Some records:
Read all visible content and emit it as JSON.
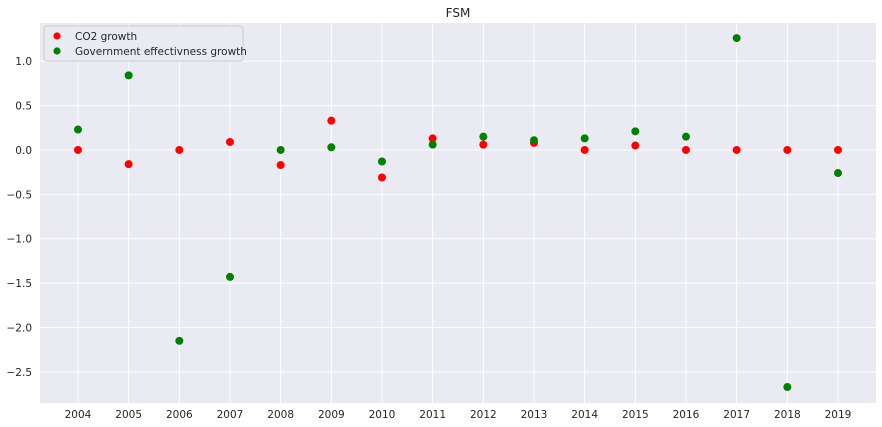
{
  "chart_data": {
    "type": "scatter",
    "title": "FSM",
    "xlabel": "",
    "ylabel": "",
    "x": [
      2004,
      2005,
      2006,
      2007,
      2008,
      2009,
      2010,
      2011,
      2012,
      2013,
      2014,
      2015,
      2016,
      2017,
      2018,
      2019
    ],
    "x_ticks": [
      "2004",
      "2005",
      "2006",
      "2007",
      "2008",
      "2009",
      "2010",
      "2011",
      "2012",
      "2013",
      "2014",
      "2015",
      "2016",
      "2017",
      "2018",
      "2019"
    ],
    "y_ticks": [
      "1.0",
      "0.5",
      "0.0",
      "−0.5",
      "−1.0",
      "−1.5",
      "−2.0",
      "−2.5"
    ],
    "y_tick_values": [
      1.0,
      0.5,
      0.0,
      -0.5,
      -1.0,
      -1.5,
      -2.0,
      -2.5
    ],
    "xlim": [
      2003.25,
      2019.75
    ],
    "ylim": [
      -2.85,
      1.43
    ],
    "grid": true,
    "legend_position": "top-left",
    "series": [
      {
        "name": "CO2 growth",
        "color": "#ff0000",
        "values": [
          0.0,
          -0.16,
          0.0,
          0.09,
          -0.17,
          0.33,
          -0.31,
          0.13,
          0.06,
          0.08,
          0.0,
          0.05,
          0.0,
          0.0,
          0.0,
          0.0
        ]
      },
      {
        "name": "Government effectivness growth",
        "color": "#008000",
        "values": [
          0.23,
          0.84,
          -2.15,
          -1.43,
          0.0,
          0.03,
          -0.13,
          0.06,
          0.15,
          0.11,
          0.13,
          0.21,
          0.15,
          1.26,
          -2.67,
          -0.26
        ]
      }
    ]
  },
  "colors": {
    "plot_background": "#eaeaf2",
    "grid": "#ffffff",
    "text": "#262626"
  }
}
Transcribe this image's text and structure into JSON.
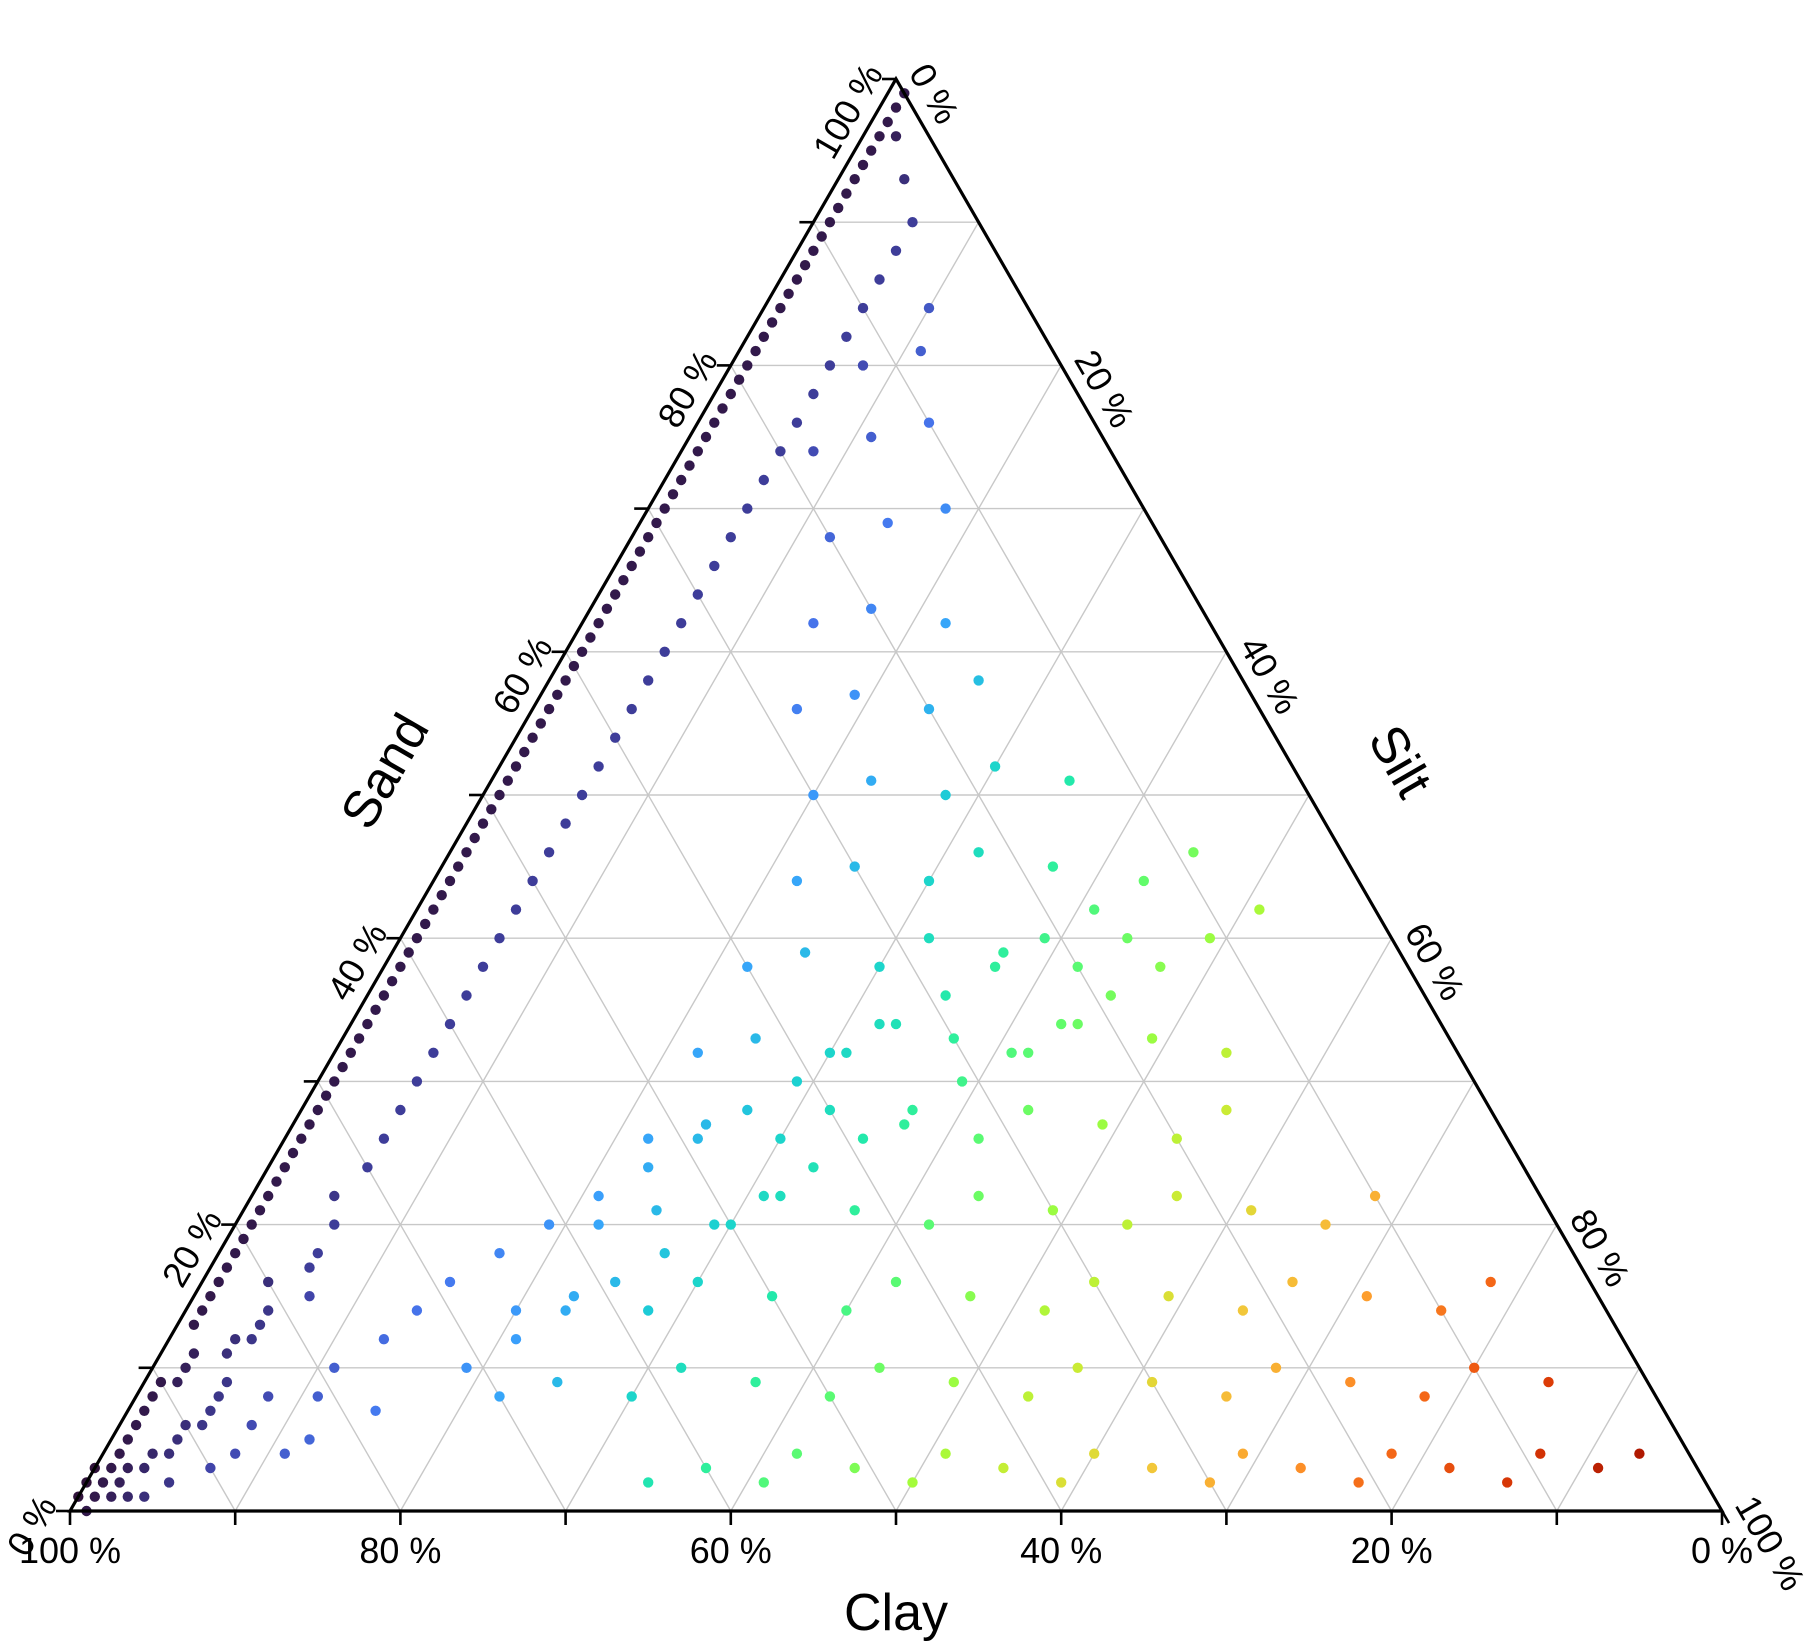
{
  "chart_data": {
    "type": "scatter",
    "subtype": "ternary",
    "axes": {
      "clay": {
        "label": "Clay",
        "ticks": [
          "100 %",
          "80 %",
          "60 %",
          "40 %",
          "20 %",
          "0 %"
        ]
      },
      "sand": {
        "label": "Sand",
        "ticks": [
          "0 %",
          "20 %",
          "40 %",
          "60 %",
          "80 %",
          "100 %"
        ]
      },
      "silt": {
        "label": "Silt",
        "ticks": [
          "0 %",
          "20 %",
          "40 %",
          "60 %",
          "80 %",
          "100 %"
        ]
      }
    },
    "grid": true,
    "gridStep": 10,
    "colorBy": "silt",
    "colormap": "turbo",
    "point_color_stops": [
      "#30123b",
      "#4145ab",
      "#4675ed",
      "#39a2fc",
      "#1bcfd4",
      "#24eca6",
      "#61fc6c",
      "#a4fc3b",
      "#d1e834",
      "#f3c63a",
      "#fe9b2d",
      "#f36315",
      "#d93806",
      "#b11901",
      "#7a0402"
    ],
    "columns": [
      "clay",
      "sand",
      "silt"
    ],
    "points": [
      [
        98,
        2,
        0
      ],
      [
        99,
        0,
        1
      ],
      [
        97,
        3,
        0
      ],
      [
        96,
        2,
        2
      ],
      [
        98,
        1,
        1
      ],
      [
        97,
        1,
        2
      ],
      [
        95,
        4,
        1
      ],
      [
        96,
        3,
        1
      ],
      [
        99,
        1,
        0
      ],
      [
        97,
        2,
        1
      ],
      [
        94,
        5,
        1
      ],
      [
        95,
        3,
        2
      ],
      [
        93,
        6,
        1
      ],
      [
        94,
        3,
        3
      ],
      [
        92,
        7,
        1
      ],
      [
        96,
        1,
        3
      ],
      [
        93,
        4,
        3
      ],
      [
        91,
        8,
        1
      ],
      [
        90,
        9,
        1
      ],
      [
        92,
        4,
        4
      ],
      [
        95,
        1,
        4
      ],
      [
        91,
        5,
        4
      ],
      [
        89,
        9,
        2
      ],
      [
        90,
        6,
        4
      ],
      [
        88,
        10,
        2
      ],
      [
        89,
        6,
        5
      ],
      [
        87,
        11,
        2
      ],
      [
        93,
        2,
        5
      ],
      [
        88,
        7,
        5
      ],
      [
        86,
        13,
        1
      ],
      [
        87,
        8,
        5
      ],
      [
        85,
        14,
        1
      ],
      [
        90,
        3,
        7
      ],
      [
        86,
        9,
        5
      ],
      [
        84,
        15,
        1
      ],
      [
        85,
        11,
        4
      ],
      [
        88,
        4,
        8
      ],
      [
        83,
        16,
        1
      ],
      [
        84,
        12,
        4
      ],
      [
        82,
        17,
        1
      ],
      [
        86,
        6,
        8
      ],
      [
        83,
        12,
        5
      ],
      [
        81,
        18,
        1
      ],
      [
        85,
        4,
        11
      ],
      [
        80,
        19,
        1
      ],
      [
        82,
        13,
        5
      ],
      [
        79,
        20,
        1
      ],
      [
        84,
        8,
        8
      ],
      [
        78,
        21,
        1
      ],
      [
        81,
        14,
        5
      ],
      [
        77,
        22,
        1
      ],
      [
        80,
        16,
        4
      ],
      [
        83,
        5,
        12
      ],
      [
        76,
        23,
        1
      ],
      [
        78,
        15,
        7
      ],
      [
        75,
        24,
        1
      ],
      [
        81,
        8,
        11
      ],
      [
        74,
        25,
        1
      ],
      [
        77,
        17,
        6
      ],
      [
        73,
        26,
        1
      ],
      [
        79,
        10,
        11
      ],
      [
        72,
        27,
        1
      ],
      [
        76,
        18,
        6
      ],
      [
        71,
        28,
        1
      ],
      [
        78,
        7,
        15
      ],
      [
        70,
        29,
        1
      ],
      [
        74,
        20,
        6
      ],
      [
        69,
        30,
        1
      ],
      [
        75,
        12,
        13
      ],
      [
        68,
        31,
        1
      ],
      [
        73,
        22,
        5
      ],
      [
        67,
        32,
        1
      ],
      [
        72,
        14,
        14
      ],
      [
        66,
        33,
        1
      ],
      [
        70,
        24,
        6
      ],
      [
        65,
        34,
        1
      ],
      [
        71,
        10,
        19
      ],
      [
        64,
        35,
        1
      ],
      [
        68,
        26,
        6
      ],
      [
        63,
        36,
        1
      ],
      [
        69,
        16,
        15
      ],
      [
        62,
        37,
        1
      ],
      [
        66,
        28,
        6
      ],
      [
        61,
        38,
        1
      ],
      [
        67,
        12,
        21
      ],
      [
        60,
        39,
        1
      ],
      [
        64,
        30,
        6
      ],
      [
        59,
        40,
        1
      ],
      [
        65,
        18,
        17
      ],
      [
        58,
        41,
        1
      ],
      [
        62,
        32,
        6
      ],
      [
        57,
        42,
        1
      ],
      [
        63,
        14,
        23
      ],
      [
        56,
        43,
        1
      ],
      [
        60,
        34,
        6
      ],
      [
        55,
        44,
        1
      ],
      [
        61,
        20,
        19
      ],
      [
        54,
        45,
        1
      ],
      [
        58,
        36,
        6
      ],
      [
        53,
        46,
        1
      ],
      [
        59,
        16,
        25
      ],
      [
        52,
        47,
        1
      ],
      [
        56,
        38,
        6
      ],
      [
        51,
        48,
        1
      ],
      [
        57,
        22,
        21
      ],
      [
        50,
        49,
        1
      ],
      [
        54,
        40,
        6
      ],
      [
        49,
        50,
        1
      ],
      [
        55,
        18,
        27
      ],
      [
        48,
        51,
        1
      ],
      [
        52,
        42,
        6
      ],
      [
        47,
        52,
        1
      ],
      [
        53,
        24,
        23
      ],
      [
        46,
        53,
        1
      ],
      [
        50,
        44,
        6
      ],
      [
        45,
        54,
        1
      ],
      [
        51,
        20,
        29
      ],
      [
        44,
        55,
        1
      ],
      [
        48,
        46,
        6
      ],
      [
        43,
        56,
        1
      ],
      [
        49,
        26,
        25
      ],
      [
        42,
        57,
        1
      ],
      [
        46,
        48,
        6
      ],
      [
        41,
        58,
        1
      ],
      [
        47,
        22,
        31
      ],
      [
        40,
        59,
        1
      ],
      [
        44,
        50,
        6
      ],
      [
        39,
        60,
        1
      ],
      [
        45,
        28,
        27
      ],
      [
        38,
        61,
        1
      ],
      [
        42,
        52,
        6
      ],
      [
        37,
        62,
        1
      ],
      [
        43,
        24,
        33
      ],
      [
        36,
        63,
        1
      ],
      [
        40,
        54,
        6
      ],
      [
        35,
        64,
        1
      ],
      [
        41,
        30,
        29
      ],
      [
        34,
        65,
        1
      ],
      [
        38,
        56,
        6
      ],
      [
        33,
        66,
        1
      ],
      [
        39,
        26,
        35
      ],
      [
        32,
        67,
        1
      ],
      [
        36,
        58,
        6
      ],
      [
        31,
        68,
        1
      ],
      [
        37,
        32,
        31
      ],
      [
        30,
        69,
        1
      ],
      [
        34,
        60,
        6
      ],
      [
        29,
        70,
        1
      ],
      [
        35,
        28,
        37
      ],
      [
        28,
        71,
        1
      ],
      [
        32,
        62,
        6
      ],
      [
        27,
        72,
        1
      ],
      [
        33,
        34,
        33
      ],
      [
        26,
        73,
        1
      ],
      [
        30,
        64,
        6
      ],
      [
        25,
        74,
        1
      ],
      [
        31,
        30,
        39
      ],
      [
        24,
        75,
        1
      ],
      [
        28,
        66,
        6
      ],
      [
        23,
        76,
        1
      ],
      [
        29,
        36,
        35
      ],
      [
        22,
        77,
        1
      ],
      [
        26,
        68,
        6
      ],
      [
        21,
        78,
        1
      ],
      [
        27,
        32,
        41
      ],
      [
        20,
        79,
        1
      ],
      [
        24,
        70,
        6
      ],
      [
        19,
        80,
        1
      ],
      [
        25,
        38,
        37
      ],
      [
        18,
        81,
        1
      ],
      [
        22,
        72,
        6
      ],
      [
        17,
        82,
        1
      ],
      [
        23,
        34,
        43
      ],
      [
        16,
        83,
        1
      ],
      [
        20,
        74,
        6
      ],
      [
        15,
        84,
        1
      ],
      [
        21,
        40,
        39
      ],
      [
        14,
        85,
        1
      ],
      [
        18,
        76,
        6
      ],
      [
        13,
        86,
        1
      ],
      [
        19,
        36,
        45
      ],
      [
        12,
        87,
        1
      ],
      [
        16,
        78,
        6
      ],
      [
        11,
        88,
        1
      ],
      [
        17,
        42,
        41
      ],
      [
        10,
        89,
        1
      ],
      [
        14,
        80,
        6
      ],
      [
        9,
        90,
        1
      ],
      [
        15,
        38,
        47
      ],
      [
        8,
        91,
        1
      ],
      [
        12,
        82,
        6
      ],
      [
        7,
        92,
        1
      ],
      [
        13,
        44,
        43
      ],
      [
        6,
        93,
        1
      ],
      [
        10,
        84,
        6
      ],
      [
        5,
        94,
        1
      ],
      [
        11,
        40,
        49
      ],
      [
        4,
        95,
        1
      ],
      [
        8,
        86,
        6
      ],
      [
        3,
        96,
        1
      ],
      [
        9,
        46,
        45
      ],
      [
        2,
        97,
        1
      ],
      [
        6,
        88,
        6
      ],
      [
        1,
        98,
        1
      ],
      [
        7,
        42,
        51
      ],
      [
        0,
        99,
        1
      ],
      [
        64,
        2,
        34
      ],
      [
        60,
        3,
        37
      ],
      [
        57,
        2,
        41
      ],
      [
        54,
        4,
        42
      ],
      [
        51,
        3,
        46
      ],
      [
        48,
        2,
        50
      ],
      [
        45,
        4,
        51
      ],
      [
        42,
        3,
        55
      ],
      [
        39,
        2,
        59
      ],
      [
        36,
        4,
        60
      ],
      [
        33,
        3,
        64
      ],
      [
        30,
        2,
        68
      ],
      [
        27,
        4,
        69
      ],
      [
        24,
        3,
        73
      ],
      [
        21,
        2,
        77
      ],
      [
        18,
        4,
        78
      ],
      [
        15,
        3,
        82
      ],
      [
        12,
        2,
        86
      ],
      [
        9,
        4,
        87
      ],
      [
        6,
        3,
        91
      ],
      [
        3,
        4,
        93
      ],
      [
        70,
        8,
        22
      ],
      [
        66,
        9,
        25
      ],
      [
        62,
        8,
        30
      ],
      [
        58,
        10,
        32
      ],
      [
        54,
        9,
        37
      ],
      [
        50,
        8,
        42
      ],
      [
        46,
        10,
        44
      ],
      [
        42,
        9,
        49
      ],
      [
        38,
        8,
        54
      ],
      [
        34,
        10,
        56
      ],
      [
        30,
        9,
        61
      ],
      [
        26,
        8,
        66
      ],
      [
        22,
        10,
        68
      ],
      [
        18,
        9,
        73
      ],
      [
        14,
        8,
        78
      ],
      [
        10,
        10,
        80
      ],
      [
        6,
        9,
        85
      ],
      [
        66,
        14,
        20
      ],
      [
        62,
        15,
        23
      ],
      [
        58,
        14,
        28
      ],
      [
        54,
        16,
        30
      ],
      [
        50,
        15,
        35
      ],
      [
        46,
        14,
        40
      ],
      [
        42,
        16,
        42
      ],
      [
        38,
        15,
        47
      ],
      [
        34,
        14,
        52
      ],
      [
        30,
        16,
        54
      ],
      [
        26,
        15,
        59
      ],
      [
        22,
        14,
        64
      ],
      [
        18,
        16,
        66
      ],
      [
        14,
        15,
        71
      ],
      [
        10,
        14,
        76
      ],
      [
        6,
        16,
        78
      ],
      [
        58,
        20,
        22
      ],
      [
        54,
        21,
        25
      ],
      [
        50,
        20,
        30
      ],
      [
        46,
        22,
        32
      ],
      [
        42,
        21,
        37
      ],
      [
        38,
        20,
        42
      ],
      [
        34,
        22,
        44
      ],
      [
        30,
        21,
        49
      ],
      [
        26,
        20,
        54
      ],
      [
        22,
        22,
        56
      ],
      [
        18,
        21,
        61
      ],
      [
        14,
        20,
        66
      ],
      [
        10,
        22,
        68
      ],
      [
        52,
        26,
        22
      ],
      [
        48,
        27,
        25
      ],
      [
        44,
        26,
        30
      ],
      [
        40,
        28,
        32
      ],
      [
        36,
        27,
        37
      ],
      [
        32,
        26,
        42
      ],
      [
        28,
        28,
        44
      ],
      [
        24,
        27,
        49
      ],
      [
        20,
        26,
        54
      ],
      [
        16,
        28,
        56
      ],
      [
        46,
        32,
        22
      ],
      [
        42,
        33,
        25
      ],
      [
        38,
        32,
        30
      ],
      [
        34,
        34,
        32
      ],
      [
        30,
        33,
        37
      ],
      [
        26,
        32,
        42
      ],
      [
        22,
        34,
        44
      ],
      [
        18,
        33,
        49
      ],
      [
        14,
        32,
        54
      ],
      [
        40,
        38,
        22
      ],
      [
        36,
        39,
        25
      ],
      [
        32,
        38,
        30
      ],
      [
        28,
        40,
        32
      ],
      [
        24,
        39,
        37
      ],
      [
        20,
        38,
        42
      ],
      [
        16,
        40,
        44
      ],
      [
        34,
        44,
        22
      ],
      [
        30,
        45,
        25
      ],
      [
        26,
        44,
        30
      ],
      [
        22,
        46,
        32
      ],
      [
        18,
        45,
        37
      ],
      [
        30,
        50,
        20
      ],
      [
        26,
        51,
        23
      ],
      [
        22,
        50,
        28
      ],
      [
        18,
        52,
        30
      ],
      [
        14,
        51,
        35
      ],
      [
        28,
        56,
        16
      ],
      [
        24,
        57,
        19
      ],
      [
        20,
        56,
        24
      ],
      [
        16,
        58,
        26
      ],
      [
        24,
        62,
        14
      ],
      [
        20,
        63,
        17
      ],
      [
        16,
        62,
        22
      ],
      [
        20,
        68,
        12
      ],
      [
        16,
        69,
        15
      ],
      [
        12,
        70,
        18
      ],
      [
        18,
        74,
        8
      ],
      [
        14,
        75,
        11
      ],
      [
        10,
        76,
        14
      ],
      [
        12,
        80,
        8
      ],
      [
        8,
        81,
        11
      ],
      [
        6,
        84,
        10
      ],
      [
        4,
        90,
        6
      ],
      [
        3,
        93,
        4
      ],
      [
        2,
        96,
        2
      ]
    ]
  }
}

**PROBLEM STATEMENT**
Look for "name" and pull out every line that has it.

**EXERCISE OUTPUT**
        "name": "CO2 growth",
        "name": "Government effectivness growth",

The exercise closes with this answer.